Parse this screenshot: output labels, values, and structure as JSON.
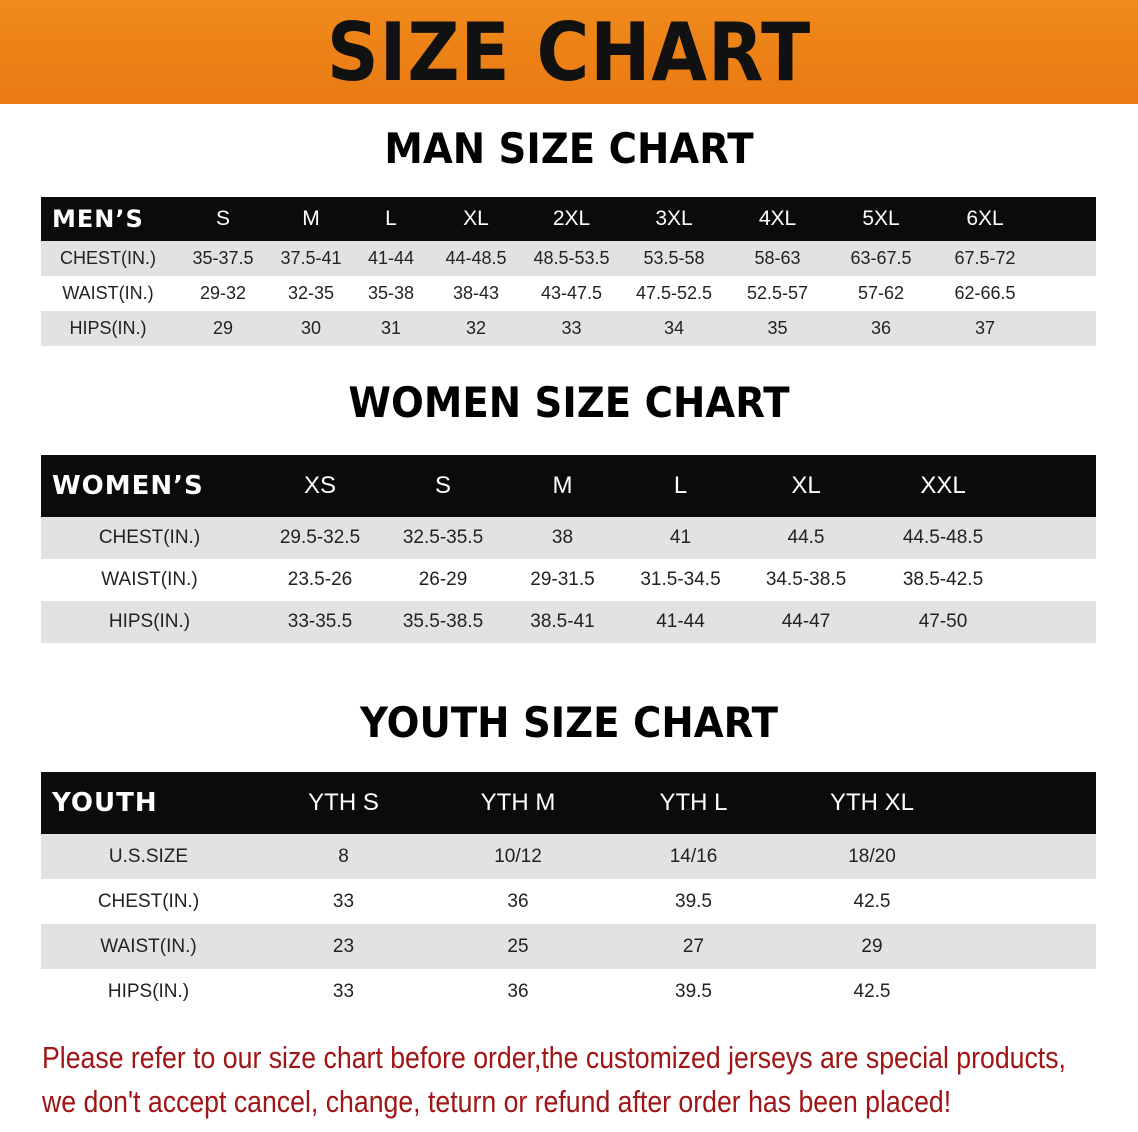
{
  "banner": {
    "title": "SIZE CHART",
    "color": "#ec8218"
  },
  "men": {
    "title": "MAN SIZE CHART",
    "header": [
      "MEN’S",
      "S",
      "M",
      "L",
      "XL",
      "2XL",
      "3XL",
      "4XL",
      "5XL",
      "6XL"
    ],
    "rows": [
      [
        "CHEST(IN.)",
        "35-37.5",
        "37.5-41",
        "41-44",
        "44-48.5",
        "48.5-53.5",
        "53.5-58",
        "58-63",
        "63-67.5",
        "67.5-72"
      ],
      [
        "WAIST(IN.)",
        "29-32",
        "32-35",
        "35-38",
        "38-43",
        "43-47.5",
        "47.5-52.5",
        "52.5-57",
        "57-62",
        "62-66.5"
      ],
      [
        "HIPS(IN.)",
        "29",
        "30",
        "31",
        "32",
        "33",
        "34",
        "35",
        "36",
        "37"
      ]
    ]
  },
  "women": {
    "title": "WOMEN SIZE CHART",
    "header": [
      "WOMEN’S",
      "XS",
      "S",
      "M",
      "L",
      "XL",
      "XXL"
    ],
    "rows": [
      [
        "CHEST(IN.)",
        "29.5-32.5",
        "32.5-35.5",
        "38",
        "41",
        "44.5",
        "44.5-48.5"
      ],
      [
        "WAIST(IN.)",
        "23.5-26",
        "26-29",
        "29-31.5",
        "31.5-34.5",
        "34.5-38.5",
        "38.5-42.5"
      ],
      [
        "HIPS(IN.)",
        "33-35.5",
        "35.5-38.5",
        "38.5-41",
        "41-44",
        "44-47",
        "47-50"
      ]
    ]
  },
  "youth": {
    "title": "YOUTH SIZE CHART",
    "header": [
      "YOUTH",
      "YTH S",
      "YTH M",
      "YTH L",
      "YTH XL"
    ],
    "rows": [
      [
        "U.S.SIZE",
        "8",
        "10/12",
        "14/16",
        "18/20"
      ],
      [
        "CHEST(IN.)",
        "33",
        "36",
        "39.5",
        "42.5"
      ],
      [
        "WAIST(IN.)",
        "23",
        "25",
        "27",
        "29"
      ],
      [
        "HIPS(IN.)",
        "33",
        "36",
        "39.5",
        "42.5"
      ]
    ]
  },
  "note": {
    "line1": "Please refer to our size chart before order,the customized jerseys are special products,",
    "line2": "we don't accept cancel, change, teturn or refund after order has been placed!",
    "color": "#a01515"
  }
}
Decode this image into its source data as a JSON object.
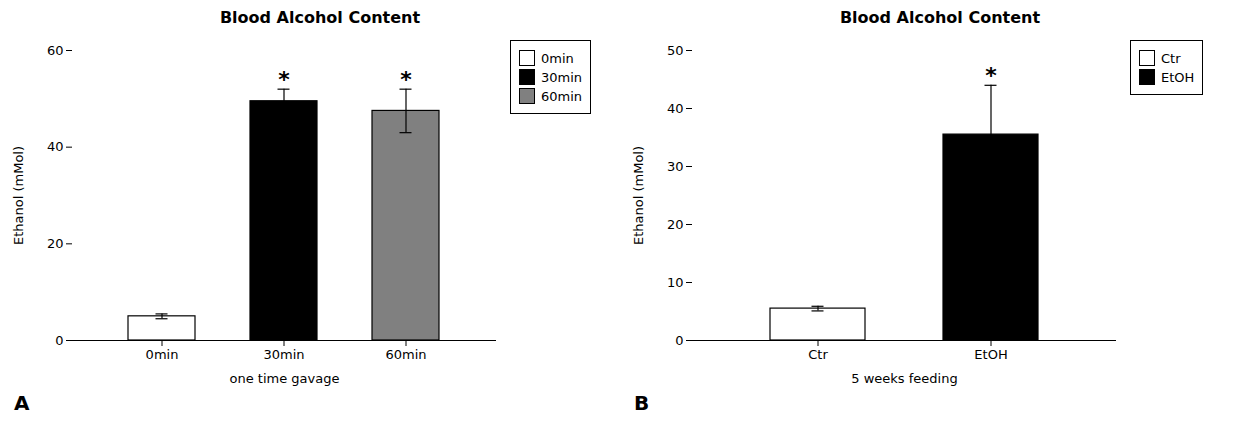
{
  "chart_data": [
    {
      "type": "bar",
      "title": "Blood Alcohol Content",
      "panel_label": "A",
      "xlabel": "one time gavage",
      "ylabel": "Ethanol (mMol)",
      "categories": [
        "0min",
        "30min",
        "60min"
      ],
      "values": [
        5.0,
        49.5,
        47.5
      ],
      "errors": [
        0.5,
        2.5,
        4.5
      ],
      "colors": [
        "#ffffff",
        "#000000",
        "#808080"
      ],
      "annotations": [
        {
          "category": "30min",
          "text": "*"
        },
        {
          "category": "60min",
          "text": "*"
        }
      ],
      "ylim": [
        0,
        60
      ],
      "yticks": [
        0,
        20,
        40,
        60
      ],
      "grid": false,
      "legend": "upper right"
    },
    {
      "type": "bar",
      "title": "Blood Alcohol Content",
      "panel_label": "B",
      "xlabel": "5 weeks feeding",
      "ylabel": "Ethanol (mMol)",
      "categories": [
        "Ctr",
        "EtOH"
      ],
      "values": [
        5.5,
        35.5
      ],
      "errors": [
        0.4,
        8.5
      ],
      "colors": [
        "#ffffff",
        "#000000"
      ],
      "annotations": [
        {
          "category": "EtOH",
          "text": "*"
        }
      ],
      "ylim": [
        0,
        50
      ],
      "yticks": [
        0,
        10,
        20,
        30,
        40,
        50
      ],
      "grid": false,
      "legend": "upper right"
    }
  ]
}
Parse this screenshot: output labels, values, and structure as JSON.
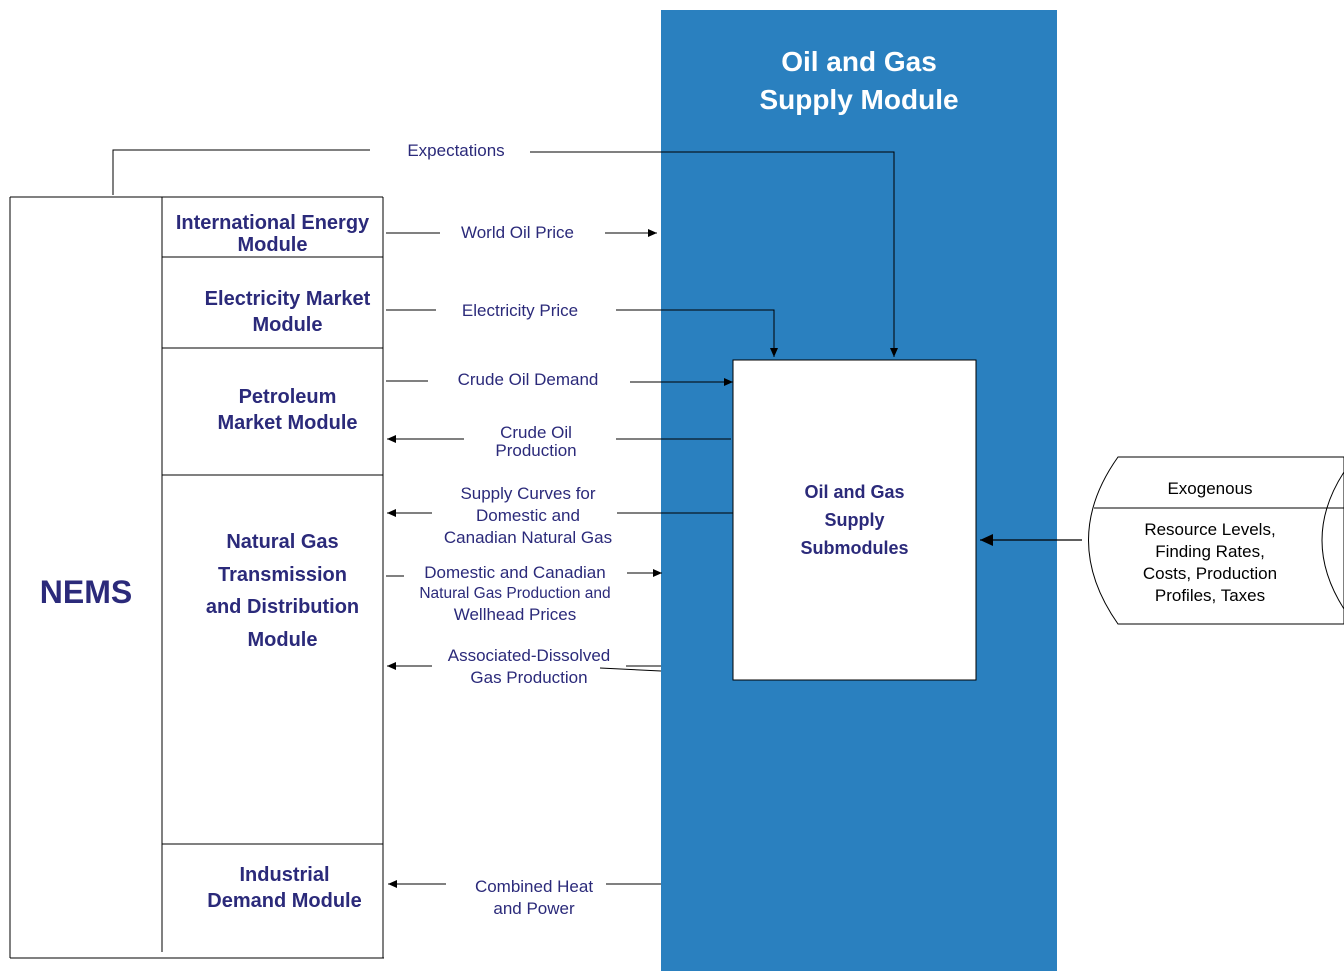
{
  "main_module_title": [
    "Oil and Gas",
    "Supply Module"
  ],
  "nems_label": "NEMS",
  "modules": {
    "international_energy": [
      "International Energy",
      "Module"
    ],
    "electricity_market": [
      "Electricity Market",
      "Module"
    ],
    "petroleum_market": [
      "Petroleum",
      "Market Module"
    ],
    "natural_gas": [
      "Natural Gas",
      "Transmission",
      "and Distribution",
      "Module"
    ],
    "industrial_demand": [
      "Industrial",
      "Demand Module"
    ]
  },
  "flows": {
    "expectations": "Expectations",
    "world_oil_price": "World Oil Price",
    "electricity_price": "Electricity Price",
    "crude_oil_demand": "Crude Oil Demand",
    "crude_oil_production": [
      "Crude Oil",
      "Production"
    ],
    "supply_curves": [
      "Supply Curves for",
      "Domestic and",
      "Canadian Natural Gas"
    ],
    "domestic_canadian": [
      "Domestic and Canadian",
      "Natural Gas Production and",
      "Wellhead Prices"
    ],
    "associated_dissolved": [
      "Associated-Dissolved",
      "Gas Production"
    ],
    "combined_heat": [
      "Combined Heat",
      "and Power"
    ]
  },
  "submodules_box": [
    "Oil and Gas",
    "Supply",
    "Submodules"
  ],
  "exogenous": {
    "header": "Exogenous",
    "body": [
      "Resource Levels,",
      "Finding Rates,",
      "Costs, Production",
      "Profiles, Taxes"
    ]
  },
  "colors": {
    "main_blue": "#2a80bf",
    "text_navy": "#2b2a7a",
    "line": "#000000"
  }
}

WHAT TO WORK ON :: Give the data above again in full and unchanged, skipping the pictures.

WORKED ANSWER ::
Parse this screenshot: output labels, values, and structure as JSON.
{
  "banner": {
    "title": "SIZE CHART",
    "color": "#ec8218"
  },
  "men": {
    "title": "MAN SIZE CHART",
    "header": [
      "MEN’S",
      "S",
      "M",
      "L",
      "XL",
      "2XL",
      "3XL",
      "4XL",
      "5XL",
      "6XL"
    ],
    "rows": [
      [
        "CHEST(IN.)",
        "35-37.5",
        "37.5-41",
        "41-44",
        "44-48.5",
        "48.5-53.5",
        "53.5-58",
        "58-63",
        "63-67.5",
        "67.5-72"
      ],
      [
        "WAIST(IN.)",
        "29-32",
        "32-35",
        "35-38",
        "38-43",
        "43-47.5",
        "47.5-52.5",
        "52.5-57",
        "57-62",
        "62-66.5"
      ],
      [
        "HIPS(IN.)",
        "29",
        "30",
        "31",
        "32",
        "33",
        "34",
        "35",
        "36",
        "37"
      ]
    ]
  },
  "women": {
    "title": "WOMEN SIZE CHART",
    "header": [
      "WOMEN’S",
      "XS",
      "S",
      "M",
      "L",
      "XL",
      "XXL"
    ],
    "rows": [
      [
        "CHEST(IN.)",
        "29.5-32.5",
        "32.5-35.5",
        "38",
        "41",
        "44.5",
        "44.5-48.5"
      ],
      [
        "WAIST(IN.)",
        "23.5-26",
        "26-29",
        "29-31.5",
        "31.5-34.5",
        "34.5-38.5",
        "38.5-42.5"
      ],
      [
        "HIPS(IN.)",
        "33-35.5",
        "35.5-38.5",
        "38.5-41",
        "41-44",
        "44-47",
        "47-50"
      ]
    ]
  },
  "youth": {
    "title": "YOUTH SIZE CHART",
    "header": [
      "YOUTH",
      "YTH S",
      "YTH M",
      "YTH L",
      "YTH XL"
    ],
    "rows": [
      [
        "U.S.SIZE",
        "8",
        "10/12",
        "14/16",
        "18/20"
      ],
      [
        "CHEST(IN.)",
        "33",
        "36",
        "39.5",
        "42.5"
      ],
      [
        "WAIST(IN.)",
        "23",
        "25",
        "27",
        "29"
      ],
      [
        "HIPS(IN.)",
        "33",
        "36",
        "39.5",
        "42.5"
      ]
    ]
  },
  "note": {
    "line1": "Please refer to our size chart before order,the customized jerseys are special products,",
    "line2": "we don't accept cancel, change, teturn or refund after order has been placed!",
    "color": "#a01515"
  }
}
Decode this image into its source data as a JSON object.
{
  "chart_data": [
    {
      "type": "bar",
      "title": "Blood Alcohol Content",
      "panel_label": "A",
      "xlabel": "one time gavage",
      "ylabel": "Ethanol (mMol)",
      "categories": [
        "0min",
        "30min",
        "60min"
      ],
      "values": [
        5.0,
        49.5,
        47.5
      ],
      "errors": [
        0.5,
        2.5,
        4.5
      ],
      "colors": [
        "#ffffff",
        "#000000",
        "#808080"
      ],
      "annotations": [
        {
          "category": "30min",
          "text": "*"
        },
        {
          "category": "60min",
          "text": "*"
        }
      ],
      "ylim": [
        0,
        60
      ],
      "yticks": [
        0,
        20,
        40,
        60
      ],
      "grid": false,
      "legend": "upper right"
    },
    {
      "type": "bar",
      "title": "Blood Alcohol Content",
      "panel_label": "B",
      "xlabel": "5 weeks feeding",
      "ylabel": "Ethanol (mMol)",
      "categories": [
        "Ctr",
        "EtOH"
      ],
      "values": [
        5.5,
        35.5
      ],
      "errors": [
        0.4,
        8.5
      ],
      "colors": [
        "#ffffff",
        "#000000"
      ],
      "annotations": [
        {
          "category": "EtOH",
          "text": "*"
        }
      ],
      "ylim": [
        0,
        50
      ],
      "yticks": [
        0,
        10,
        20,
        30,
        40,
        50
      ],
      "grid": false,
      "legend": "upper right"
    }
  ]
}
Parse this screenshot: output labels, values, and structure as JSON.
{
  "main_module_title": [
    "Oil and Gas",
    "Supply Module"
  ],
  "nems_label": "NEMS",
  "modules": {
    "international_energy": [
      "International Energy",
      "Module"
    ],
    "electricity_market": [
      "Electricity Market",
      "Module"
    ],
    "petroleum_market": [
      "Petroleum",
      "Market Module"
    ],
    "natural_gas": [
      "Natural Gas",
      "Transmission",
      "and Distribution",
      "Module"
    ],
    "industrial_demand": [
      "Industrial",
      "Demand Module"
    ]
  },
  "flows": {
    "expectations": "Expectations",
    "world_oil_price": "World Oil Price",
    "electricity_price": "Electricity Price",
    "crude_oil_demand": "Crude Oil Demand",
    "crude_oil_production": [
      "Crude Oil",
      "Production"
    ],
    "supply_curves": [
      "Supply Curves for",
      "Domestic and",
      "Canadian Natural Gas"
    ],
    "domestic_canadian": [
      "Domestic and Canadian",
      "Natural Gas Production and",
      "Wellhead Prices"
    ],
    "associated_dissolved": [
      "Associated-Dissolved",
      "Gas Production"
    ],
    "combined_heat": [
      "Combined Heat",
      "and Power"
    ]
  },
  "submodules_box": [
    "Oil and Gas",
    "Supply",
    "Submodules"
  ],
  "exogenous": {
    "header": "Exogenous",
    "body": [
      "Resource Levels,",
      "Finding Rates,",
      "Costs, Production",
      "Profiles, Taxes"
    ]
  },
  "colors": {
    "main_blue": "#2a80bf",
    "text_navy": "#2b2a7a",
    "line": "#000000"
  }
}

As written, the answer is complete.